**INSTRUCTIONS TO FOLLOW:** Identify and pull out each line of the entries in which "data" occurs.

Begin TASK INPUT

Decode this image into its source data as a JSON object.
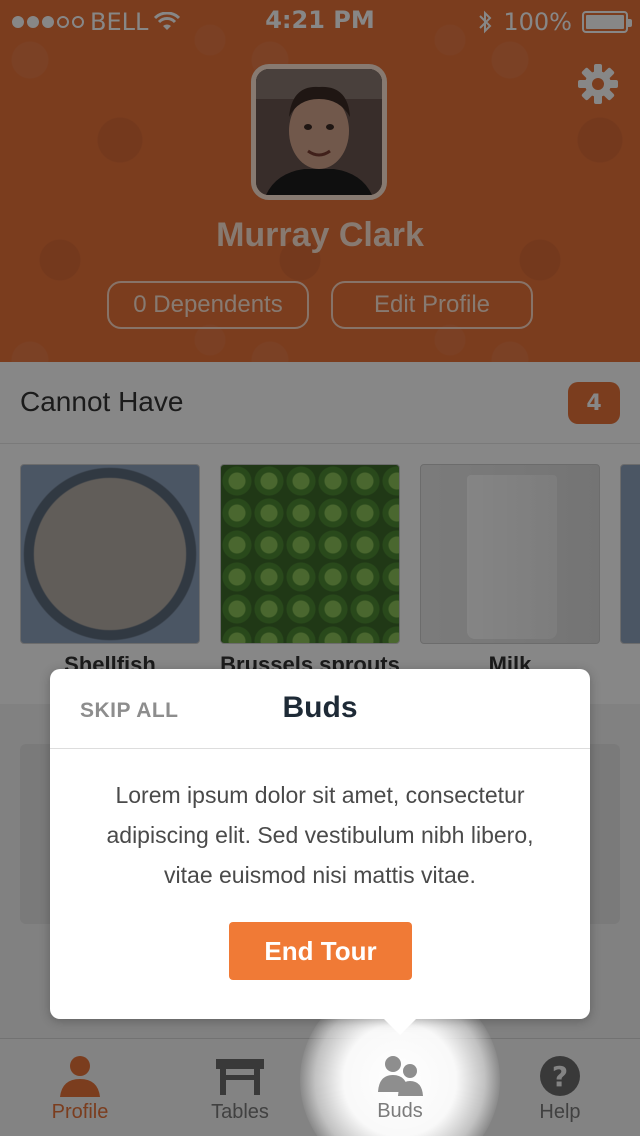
{
  "status_bar": {
    "carrier": "BELL",
    "time": "4:21 PM",
    "battery": "100%",
    "signal_bars_filled": 3,
    "signal_bars_total": 5
  },
  "profile": {
    "name": "Murray Clark",
    "dependents_label": "0 Dependents",
    "edit_label": "Edit Profile"
  },
  "cannot_have": {
    "title": "Cannot Have",
    "count": "4",
    "items": [
      {
        "label": "Shellfish"
      },
      {
        "label": "Brussels sprouts"
      },
      {
        "label": "Milk"
      }
    ]
  },
  "tour": {
    "skip_label": "SKIP ALL",
    "title": "Buds",
    "body": "Lorem ipsum dolor sit amet, consectetur adipiscing elit. Sed vestibulum nibh libero, vitae euismod nisi mattis vitae.",
    "button_label": "End Tour"
  },
  "tabs": [
    {
      "label": "Profile",
      "icon": "person-icon",
      "active": true
    },
    {
      "label": "Tables",
      "icon": "table-icon",
      "active": false
    },
    {
      "label": "Buds",
      "icon": "people-icon",
      "active": false
    },
    {
      "label": "Help",
      "icon": "question-icon",
      "active": false
    }
  ],
  "colors": {
    "accent": "#e8733a",
    "button": "#f07a36"
  }
}
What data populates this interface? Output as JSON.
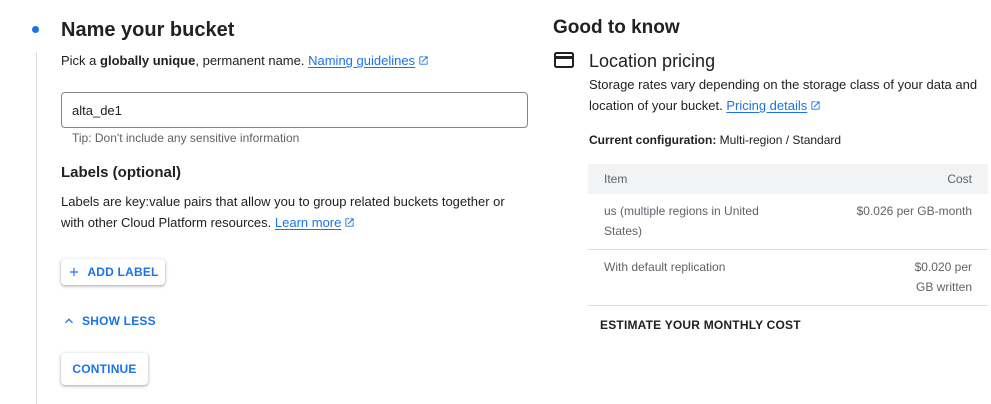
{
  "bucket_section": {
    "title": "Name your bucket",
    "desc_pre": "Pick a ",
    "desc_bold": "globally unique",
    "desc_post": ", permanent name.",
    "naming_link": "Naming guidelines",
    "name_value": "alta_de1",
    "tip": "Tip: Don't include any sensitive information"
  },
  "labels_section": {
    "title": "Labels (optional)",
    "desc_line1": "Labels are key:value pairs that allow you to group related buckets together or",
    "desc_line2": "with other Cloud Platform resources.",
    "learn_more": "Learn more",
    "add_label": "ADD LABEL",
    "show_less": "SHOW LESS",
    "continue": "CONTINUE"
  },
  "good_to_know": {
    "title": "Good to know",
    "pricing_title": "Location pricing",
    "pricing_line1": "Storage rates vary depending on the storage class of your data and",
    "pricing_line2": "location of your bucket.",
    "pricing_link": "Pricing details",
    "config_label": "Current configuration:",
    "config_value": "Multi-region / Standard",
    "table": {
      "col_item": "Item",
      "col_cost": "Cost",
      "rows": [
        {
          "item": "us (multiple regions in United States)",
          "cost": "$0.026 per GB-month"
        },
        {
          "item": "With default replication",
          "cost": "$0.020 per GB written"
        }
      ]
    },
    "estimate": "ESTIMATE YOUR MONTHLY COST"
  },
  "colors": {
    "accent": "#1a73e8",
    "text": "#202124",
    "muted": "#5f6368",
    "divider": "#dadce0"
  },
  "icons": [
    "external-link-icon",
    "add-icon",
    "chevron-up-icon",
    "credit-card-icon"
  ]
}
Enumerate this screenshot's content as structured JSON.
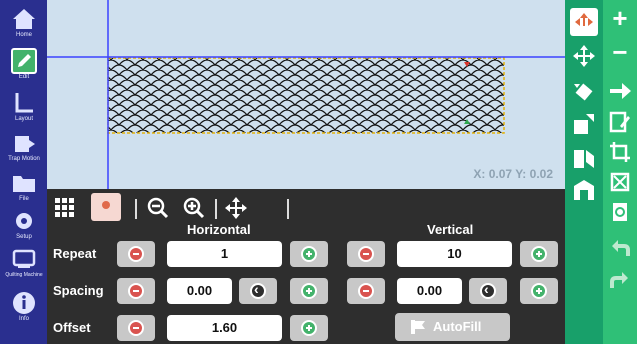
{
  "sidebar": {
    "items": [
      {
        "label": "Home",
        "icon": "home-icon"
      },
      {
        "label": "Edit",
        "icon": "edit-icon"
      },
      {
        "label": "Layout",
        "icon": "layout-icon"
      },
      {
        "label": "Trap Motion",
        "icon": "trap-motion-icon"
      },
      {
        "label": "File",
        "icon": "folder-icon"
      },
      {
        "label": "Setup",
        "icon": "settings-icon"
      },
      {
        "label": "Quilting Machine",
        "icon": "machine-icon"
      },
      {
        "label": "Info",
        "icon": "info-icon"
      }
    ]
  },
  "canvas": {
    "coords": "X: 0.07 Y: 0.02",
    "colors": {
      "background": "#cfe0ee",
      "crosshair": "#3b42ff",
      "pattern_border": "#e3b30f"
    }
  },
  "panel": {
    "tools": [
      "grid-icon",
      "pattern-thumbnail-icon",
      "zoom-out-icon",
      "zoom-in-icon",
      "move-icon"
    ],
    "headers": {
      "horizontal": "Horizontal",
      "vertical": "Vertical"
    },
    "rows": {
      "repeat": {
        "label": "Repeat",
        "horizontal": "1",
        "vertical": "10"
      },
      "spacing": {
        "label": "Spacing",
        "horizontal": "0.00",
        "vertical": "0.00"
      },
      "offset": {
        "label": "Offset",
        "horizontal": "1.60"
      }
    },
    "autofill": "AutoFill"
  },
  "right_tools": [
    "select-tool-icon",
    "move-tool-icon",
    "rotate-tool-icon",
    "resize-tool-icon",
    "flip-tool-icon",
    "mirror-tool-icon"
  ],
  "right_actions": [
    "add-icon",
    "remove-icon",
    "next-icon",
    "edit-doc-icon",
    "crop-icon",
    "split-icon",
    "refresh-icon",
    "undo-icon",
    "redo-icon"
  ]
}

End TASK INPUT

**SOLUTION FOR THIS TASK:**
Decode this image into its source data as a JSON object.
What data populates this interface? Output as JSON.
    "pricing_line1": "Storage rates vary depending on the storage class of your data and",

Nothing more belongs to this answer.